Using EN 511 to assess gloves to protect against the cold

Examining European standards covering gloves designed for use in cold environments, and the associated test procedures.

Hands are an important part of our anatomy, and are critical for virtually every activity – from driving a vehicle to operating a keyboard. However, the uses to which we put our hands mean that they are frequently exposed to the risk of injury. Furthermore, as one of the extremities of the body, our hands are also particularly vulnerable to hostile environments such as cold climates. It can be difficult or impossible to remove the hazard and, therefore, it is often more practical to provide some form of hand protection.

Gloves are available that can protect hands and forearms from cuts, abrasions, burns, cold, puncture wounds, vibration, skin contact with hazardous chemicals and some electrical shocks. The nature of the hazard, the associated risk and the type of operation involved will affect the selection of gloves. It is essential that gloves are chosen that are designed for the specific application. Gloves designed to protect against one hazard may not protect against a different one, even though they may appear similar.

Regulation (EU) 2016/425

In Europe, items worn or held to provide protection fall within the scope of the Personal Protective Equipment (PPE) Regulation. These cover a broad range of products and hazards, and include different procedures to be followed by the manufacturer, depending on the severity of the hazard. For instance, it would be unreasonable to expect gardening gloves to be subject to the same level of scrutiny as those designed to protect wearers against dangerous chemicals or high voltages. A Notified Body such as SATRA must assess initial samples of such high-performance gloves or those intended to protect against the cold, in addition to associated documentation.

European Harmonised Standards

The PPE Regulation includes health and safety requirements that need to be taken into account for all types of PPE, but they do not describe or detail how particular types of product need to be tested. To support this regulation, the European Union Commission has mandated the development of various product safety standards via the European Standards agency CEN (Comité Européen de Normalisation). CEN has convened a technical committee working group (referenced CEN/TC 162/WG8) in order to develop a series of harmonised European standards to be used in the testing and certification of hand protection.

**Goals**
A - Summarize the article on cold-protection gloves in two sentences.
B - Answer these questions on the article on cold-protection gloves:
(i) What kind of body must assess initial samples of gloves intended to protect against the cold?
(ii) What does the PPE Regulation not describe or detail?
(iii) What reference does the CEN technical committee working group carry?

**Provided records**
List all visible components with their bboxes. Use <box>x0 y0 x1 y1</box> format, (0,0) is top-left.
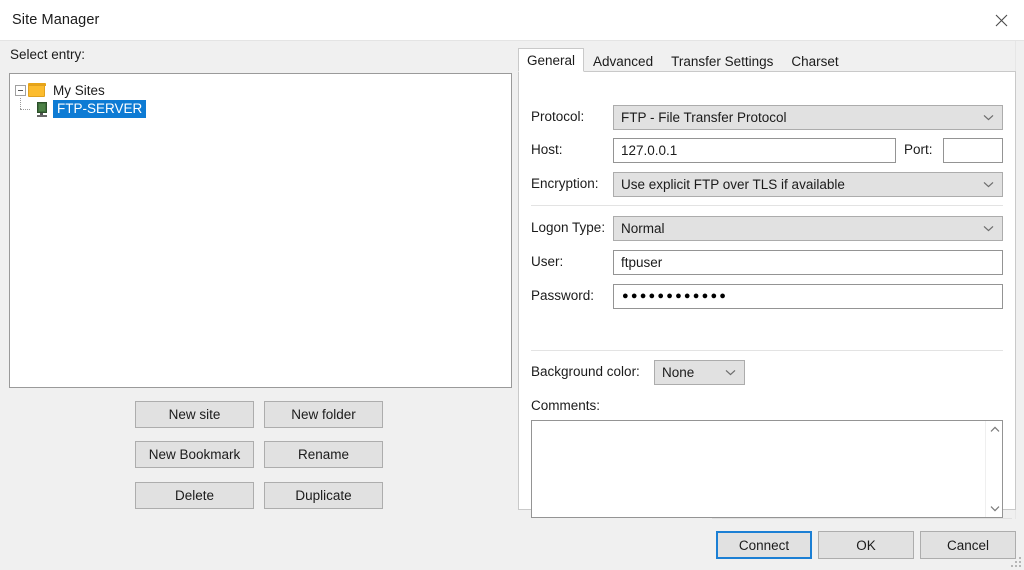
select-entry-label: Select entry: <box>10 47 86 62</box>
user-value: ftpuser <box>621 255 663 270</box>
connect-button[interactable]: Connect <box>716 531 812 559</box>
protocol-select[interactable]: FTP - File Transfer Protocol <box>613 105 1003 130</box>
encryption-select[interactable]: Use explicit FTP over TLS if available <box>613 172 1003 197</box>
new-folder-button[interactable]: New folder <box>264 401 383 428</box>
server-icon <box>36 101 48 117</box>
tab-charset[interactable]: Charset <box>782 49 847 72</box>
tree-item-label: My Sites <box>53 82 105 98</box>
background-color-value: None <box>662 365 695 380</box>
window-title: Site Manager <box>12 12 100 28</box>
password-value: ●●●●●●●●●●●● <box>622 290 729 302</box>
resize-grip-icon[interactable] <box>1008 554 1021 567</box>
site-manager-dialog: Site Manager Select entry: My Sites FTP-… <box>0 0 1024 570</box>
encryption-value: Use explicit FTP over TLS if available <box>621 177 845 192</box>
chevron-down-icon <box>983 173 994 196</box>
chevron-down-icon <box>983 217 994 240</box>
rename-button[interactable]: Rename <box>264 441 383 468</box>
new-bookmark-button[interactable]: New Bookmark <box>135 441 254 468</box>
field-row-encryption: Encryption: Use explicit FTP over TLS if… <box>519 172 1015 198</box>
user-label: User: <box>531 254 564 269</box>
field-row-password: Password: ●●●●●●●●●●●● <box>519 284 1015 310</box>
tab-strip: General Advanced Transfer Settings Chars… <box>518 48 1016 72</box>
field-row-host: Host: 127.0.0.1 Port: <box>519 138 1015 164</box>
field-row-protocol: Protocol: FTP - File Transfer Protocol <box>519 105 1015 131</box>
field-row-user: User: ftpuser <box>519 250 1015 276</box>
encryption-label: Encryption: <box>531 176 599 191</box>
tree-elbow-connector <box>15 98 35 118</box>
background-color-label: Background color: <box>531 364 640 379</box>
comments-textarea[interactable] <box>531 420 1003 518</box>
close-icon <box>995 14 1008 27</box>
tree-item-label-selected: FTP-SERVER <box>53 100 147 118</box>
tab-transfer-settings[interactable]: Transfer Settings <box>662 49 782 72</box>
scroll-down-icon[interactable] <box>986 500 1003 517</box>
host-label: Host: <box>531 142 563 157</box>
new-site-button[interactable]: New site <box>135 401 254 428</box>
tab-page-general: Protocol: FTP - File Transfer Protocol H… <box>518 71 1016 518</box>
background-color-select[interactable]: None <box>654 360 745 385</box>
field-row-logon-type: Logon Type: Normal <box>519 216 1015 242</box>
logon-type-value: Normal <box>621 221 665 236</box>
tree-item-ftp-server[interactable]: FTP-SERVER <box>15 98 147 118</box>
title-bar: Site Manager <box>0 0 1024 41</box>
section-divider-1 <box>531 205 1003 206</box>
tree-expander-icon[interactable] <box>15 84 26 96</box>
password-input[interactable]: ●●●●●●●●●●●● <box>613 284 1003 309</box>
close-button[interactable] <box>978 0 1024 40</box>
delete-button[interactable]: Delete <box>135 482 254 509</box>
field-row-comments: Comments: <box>519 394 1015 420</box>
logon-type-select[interactable]: Normal <box>613 216 1003 241</box>
user-input[interactable]: ftpuser <box>613 250 1003 275</box>
site-tree[interactable]: My Sites FTP-SERVER <box>9 73 512 388</box>
protocol-label: Protocol: <box>531 109 585 124</box>
tab-general[interactable]: General <box>518 48 585 72</box>
cancel-button[interactable]: Cancel <box>920 531 1016 559</box>
settings-pane: General Advanced Transfer Settings Chars… <box>518 48 1016 518</box>
comments-scrollbar[interactable] <box>985 421 1002 517</box>
folder-icon <box>28 83 46 97</box>
section-divider-2 <box>531 350 1003 351</box>
field-row-background-color: Background color: None <box>519 360 1015 386</box>
host-input[interactable]: 127.0.0.1 <box>613 138 896 163</box>
protocol-value: FTP - File Transfer Protocol <box>621 110 787 125</box>
scroll-up-icon[interactable] <box>986 421 1003 438</box>
port-label: Port: <box>904 142 933 157</box>
tree-item-my-sites[interactable]: My Sites <box>15 81 107 99</box>
port-input[interactable] <box>943 138 1003 163</box>
password-label: Password: <box>531 288 595 303</box>
footer-divider <box>712 518 1012 519</box>
chevron-down-icon <box>725 361 736 384</box>
host-value: 127.0.0.1 <box>621 143 678 158</box>
tab-advanced[interactable]: Advanced <box>584 49 662 72</box>
comments-label: Comments: <box>531 398 601 413</box>
ok-button[interactable]: OK <box>818 531 914 559</box>
duplicate-button[interactable]: Duplicate <box>264 482 383 509</box>
chevron-down-icon <box>983 106 994 129</box>
logon-type-label: Logon Type: <box>531 220 606 235</box>
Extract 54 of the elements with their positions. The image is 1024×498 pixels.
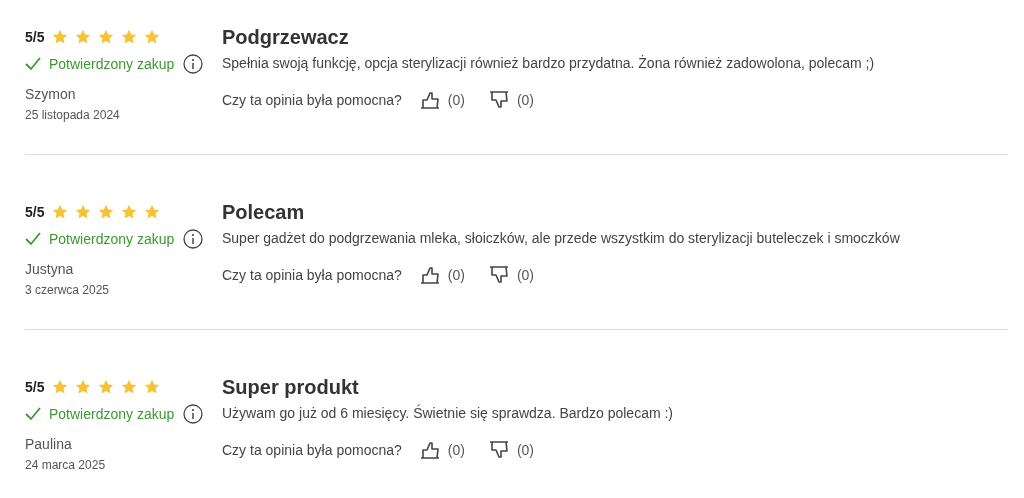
review-date: 3 czerwca 2025 [25,283,111,297]
review-date: 24 marca 2025 [25,458,107,472]
helpful-question: Czy ta opinia była pomocna? [222,267,402,283]
review-title: Polecam [222,200,306,225]
review-title: Super produkt [222,375,360,400]
info-icon [183,404,204,424]
verified-purchase-label: Potwierdzony zakup [49,56,175,72]
rating-score: 5/5 [25,204,45,220]
star-icon [98,29,115,45]
check-icon [25,232,41,246]
info-icon [183,229,204,249]
review-date: 25 listopada 2024 [25,108,121,122]
star-icon [52,29,69,45]
review-text: Używam go już od 6 miesięcy. Świetnie się sprawdza. Bardzo polecam :) [222,403,675,423]
thumbs-up-icon [419,90,440,110]
review-text: Spełnia swoją funkcję, opcja sterylizacji również bardzo przydatna. Żona również zadowolona, polecam ;) [222,54,876,73]
rating-score: 5/5 [25,29,45,45]
author-name: Justyna [25,261,75,277]
thumbs-up-icon [419,265,440,285]
star-icon [121,379,138,395]
star-icon [144,204,161,220]
thumbs-down-icon [488,440,509,460]
review-title: Podgrzewacz [222,25,350,50]
verified-purchase-label: Potwierdzony zakup [49,231,175,247]
verified-purchase-label: Potwierdzony zakup [49,406,175,422]
review-text: Super gadżet do podgrzewania mleka, słoiczków, ale przede wszystkim do sterylizacji buteleczek i smoczków [222,229,901,248]
star-icon [75,204,92,220]
author-name: Szymon [25,86,77,102]
star-icon [52,204,69,220]
dislike-button[interactable]: (0) [488,90,535,110]
like-button[interactable]: (0) [419,90,465,110]
thumbs-down-icon [488,90,509,110]
helpful-question: Czy ta opinia była pomocna? [222,442,402,458]
star-icon [144,379,161,395]
star-icon [98,204,115,220]
thumbs-down-icon [488,265,509,285]
star-icon [52,379,69,395]
author-name: Paulina [25,436,73,452]
like-button[interactable]: (0) [419,440,465,460]
star-icon [75,379,92,395]
helpful-question: Czy ta opinia była pomocna? [222,92,402,108]
dislike-button[interactable]: (0) [488,265,535,285]
thumbs-up-icon [419,440,440,460]
info-icon [183,54,204,74]
check-icon [25,57,41,71]
star-icon [144,29,161,45]
star-icon [121,29,138,45]
star-icon [75,29,92,45]
rating-score: 5/5 [25,379,45,395]
like-button[interactable]: (0) [419,265,465,285]
check-icon [25,407,41,421]
dislike-button[interactable]: (0) [488,440,535,460]
star-icon [121,204,138,220]
star-icon [98,379,115,395]
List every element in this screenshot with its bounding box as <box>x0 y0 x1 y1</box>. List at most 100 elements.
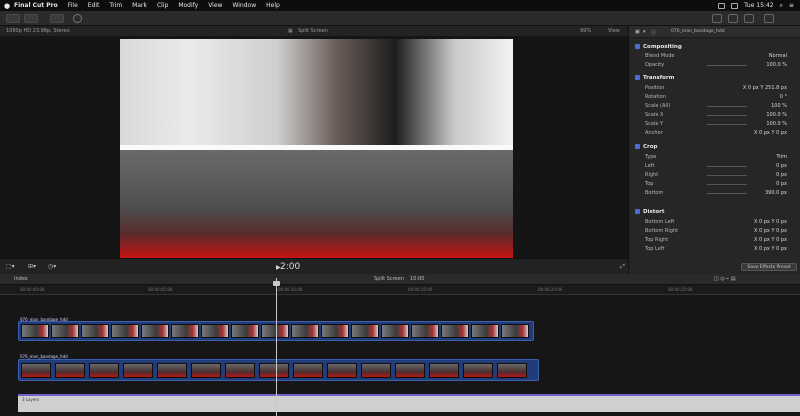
speed-icon[interactable]: ◷▾ <box>48 263 56 270</box>
row-crop-left[interactable]: Left 0 px <box>645 162 795 171</box>
timeline-toggle-icon[interactable] <box>728 14 738 23</box>
top-right-value[interactable]: X 0 px Y 0 px <box>754 237 787 243</box>
blend-mode-value[interactable]: Normal <box>769 53 787 59</box>
row-crop-right[interactable]: Right 0 px <box>645 171 795 180</box>
crop-left-slider[interactable] <box>707 166 747 167</box>
fullscreen-icon[interactable]: ⤢ <box>620 263 625 271</box>
bottom-right-label: Bottom Right <box>645 228 679 234</box>
timeline[interactable]: 076_man_bandage_hdd 076_man_bandage_hdd <box>0 295 800 416</box>
section-distort[interactable]: Distort <box>635 209 664 215</box>
clip-thumbnail <box>327 363 357 378</box>
menu-list-icon[interactable]: ≡ <box>789 2 794 9</box>
row-opacity[interactable]: Opacity 100.0 % <box>645 61 795 70</box>
scale-y-value[interactable]: 100.0 % <box>766 121 787 127</box>
status-icon-1[interactable] <box>718 2 726 9</box>
row-scale-all[interactable]: Scale (All) 100 % <box>645 102 795 111</box>
check-icon[interactable] <box>73 14 82 23</box>
audio-track[interactable]: 3 Layers <box>18 394 800 412</box>
viewer[interactable] <box>0 36 628 258</box>
browser-toggle-icon[interactable] <box>712 14 722 23</box>
playback-bar: ⬚▾ ⊞▾ ◷▾ ▶ 2:00 ⤢ <box>0 258 628 274</box>
menu-mark[interactable]: Mark <box>132 2 147 9</box>
menu-file[interactable]: File <box>68 2 78 9</box>
clip-thumbnail <box>351 324 379 338</box>
row-top-right[interactable]: Top Right X 0 px Y 0 px <box>645 236 795 245</box>
scale-y-slider[interactable] <box>707 124 747 125</box>
row-blend-mode[interactable]: Blend Mode Normal <box>645 52 795 61</box>
row-crop-top[interactable]: Top 0 px <box>645 180 795 189</box>
inspector-toggle-icon[interactable] <box>744 14 754 23</box>
timecode-display[interactable]: 2:00 <box>280 262 300 272</box>
section-crop[interactable]: Crop <box>635 144 657 150</box>
filter-icon[interactable]: ▾ <box>643 29 646 35</box>
bottom-right-value[interactable]: X 0 px Y 0 px <box>754 228 787 234</box>
row-bottom-left[interactable]: Bottom Left X 0 px Y 0 px <box>645 218 795 227</box>
video-clip-bottom[interactable] <box>18 359 539 381</box>
crop-top-slider[interactable] <box>707 184 747 185</box>
share-icon[interactable] <box>764 14 774 23</box>
view-dropdown[interactable]: View <box>608 28 620 34</box>
crop-left-value[interactable]: 0 px <box>776 163 787 169</box>
scale-all-slider[interactable] <box>707 106 747 107</box>
opacity-value[interactable]: 100.0 % <box>766 62 787 68</box>
row-scale-y[interactable]: Scale Y 100.0 % <box>645 120 795 129</box>
row-scale-x[interactable]: Scale X 100.0 % <box>645 111 795 120</box>
crop-right-label: Right <box>645 172 659 178</box>
row-crop-bottom[interactable]: Bottom 390.0 px <box>645 189 795 198</box>
menu-help[interactable]: Help <box>266 2 280 9</box>
row-anchor[interactable]: Anchor X 0 px Y 0 px <box>645 129 795 138</box>
menu-edit[interactable]: Edit <box>88 2 100 9</box>
background-tasks-button[interactable] <box>50 14 64 23</box>
rotation-value[interactable]: 0 ° <box>780 94 787 100</box>
crop-right-slider[interactable] <box>707 175 747 176</box>
crop-bottom-slider[interactable] <box>707 193 747 194</box>
row-rotation[interactable]: Rotation 0 ° <box>645 93 795 102</box>
menu-trim[interactable]: Trim <box>109 2 122 9</box>
info-icon[interactable]: ⓘ <box>651 29 656 36</box>
top-left-value[interactable]: X 0 px Y 0 px <box>754 246 787 252</box>
status-icon-2[interactable] <box>731 2 739 9</box>
menu-modify[interactable]: Modify <box>178 2 198 9</box>
anchor-value[interactable]: X 0 px Y 0 px <box>754 130 787 136</box>
index-button[interactable]: Index <box>14 276 28 282</box>
import-button[interactable] <box>6 14 20 23</box>
menu-app-name[interactable]: Final Cut Pro <box>14 2 58 9</box>
clip-thumbnail <box>395 363 425 378</box>
section-transform[interactable]: Transform <box>635 75 674 81</box>
scale-all-value[interactable]: 100 % <box>771 103 787 109</box>
scale-x-value[interactable]: 100.0 % <box>766 112 787 118</box>
menu-view[interactable]: View <box>208 2 222 9</box>
effects-icon[interactable]: ⊞▾ <box>28 263 36 270</box>
crop-type-value[interactable]: Trim <box>776 154 787 160</box>
playhead[interactable] <box>276 278 277 416</box>
row-top-left[interactable]: Top Left X 0 px Y 0 px <box>645 245 795 254</box>
clock[interactable]: Tue 15:42 <box>744 2 773 9</box>
clip-thumbnail <box>291 324 319 338</box>
timeline-tools-icon[interactable]: ◫ ◎ ⌁ ▤ <box>714 276 736 282</box>
section-compositing[interactable]: Compositing <box>635 44 682 50</box>
video-frame[interactable] <box>120 39 513 258</box>
apple-menu-icon[interactable]: ● <box>0 2 14 10</box>
search-icon[interactable]: ⌕ <box>780 2 783 10</box>
opacity-slider[interactable] <box>707 65 747 66</box>
menu-window[interactable]: Window <box>232 2 256 9</box>
menu-clip[interactable]: Clip <box>157 2 168 9</box>
video-inspector-icon[interactable]: ▣ <box>635 29 640 35</box>
row-position[interactable]: Position X 0 px Y 251.8 px <box>645 84 795 93</box>
timeline-ruler[interactable]: 00:00:00:00 00:00:05:00 00:00:10:00 00:0… <box>0 285 800 295</box>
ruler-mark: 00:00:05:00 <box>148 287 173 292</box>
bottom-left-value[interactable]: X 0 px Y 0 px <box>754 219 787 225</box>
save-effects-preset-button[interactable]: Save Effects Preset <box>741 263 797 271</box>
row-crop-type[interactable]: Type Trim <box>645 153 795 162</box>
scale-x-slider[interactable] <box>707 115 747 116</box>
crop-right-value[interactable]: 0 px <box>776 172 787 178</box>
crop-top-value[interactable]: 0 px <box>776 181 787 187</box>
crop-bottom-value[interactable]: 390.0 px <box>765 190 787 196</box>
row-bottom-right[interactable]: Bottom Right X 0 px Y 0 px <box>645 227 795 236</box>
transform-tool-icon[interactable]: ⬚▾ <box>6 263 15 270</box>
keyword-button[interactable] <box>24 14 38 23</box>
zoom-dropdown[interactable]: 99% <box>580 28 591 34</box>
position-value[interactable]: X 0 px Y 251.8 px <box>743 85 787 91</box>
playhead-handle[interactable] <box>273 281 280 286</box>
clip-thumbnail <box>157 363 187 378</box>
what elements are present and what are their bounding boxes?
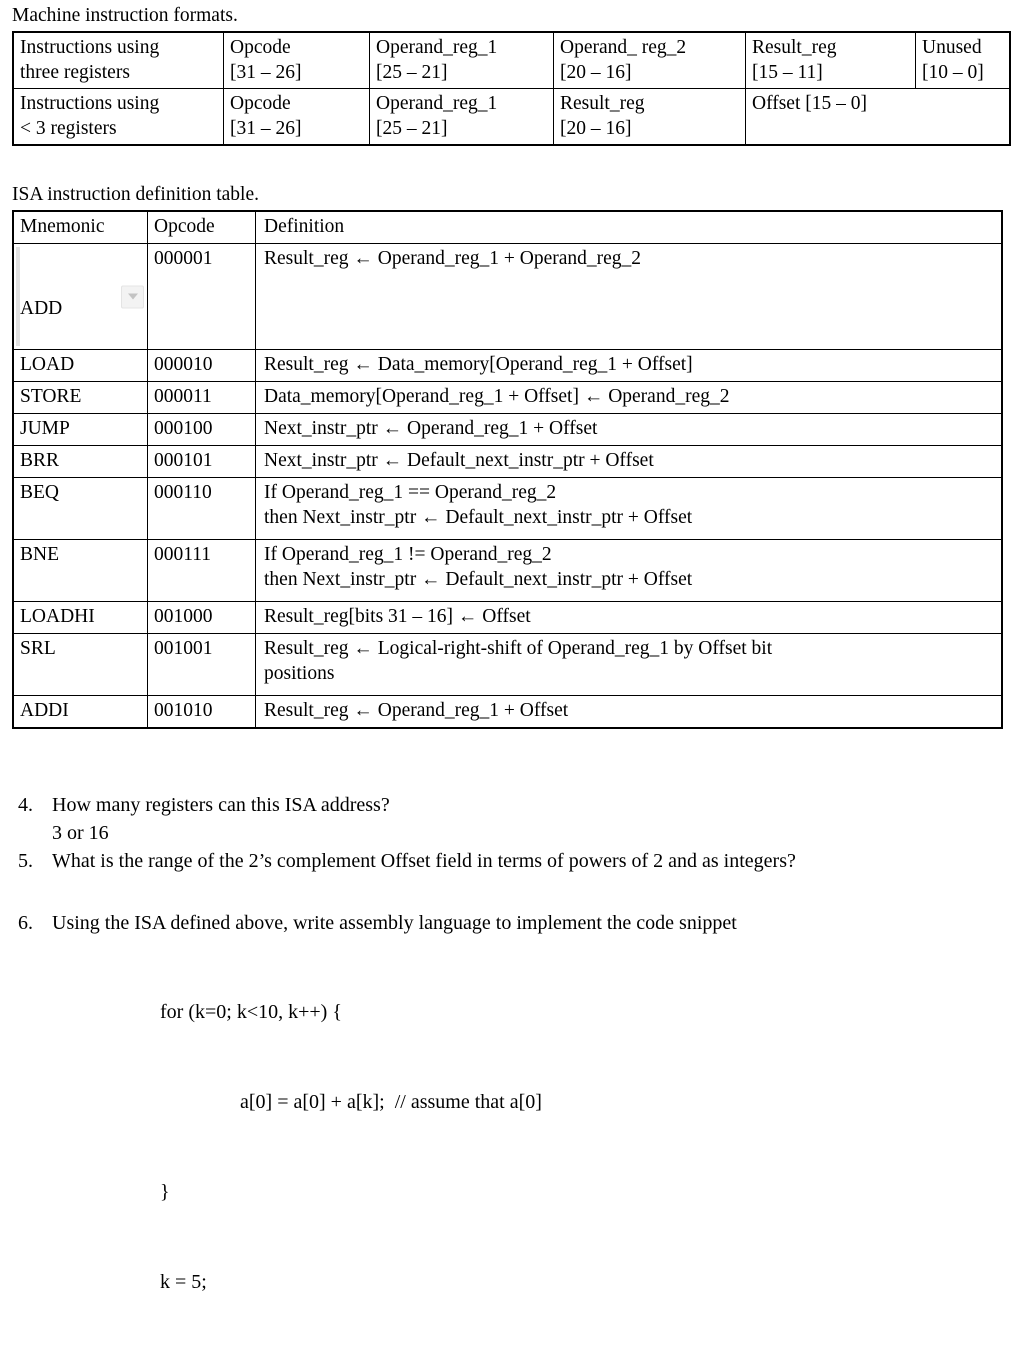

**Set of answers**
A - Because hands are vulnerable to injury and hostile environments such as cold climates, and the hazard often cannot be removed, it is often more practical to provide gloves chosen for the specific application. In Europe, such gloves fall under the PPE Regulation, which requires a Notified Body to assess initial samples of gloves meant to protect against the cold, while CEN develops harmonised standards for testing and certifying hand protection.

B -
(i) A Notified Body, such as SATRA.
(ii) How particular types of product need to be tested.
(iii) CEN/TC 162/WG8.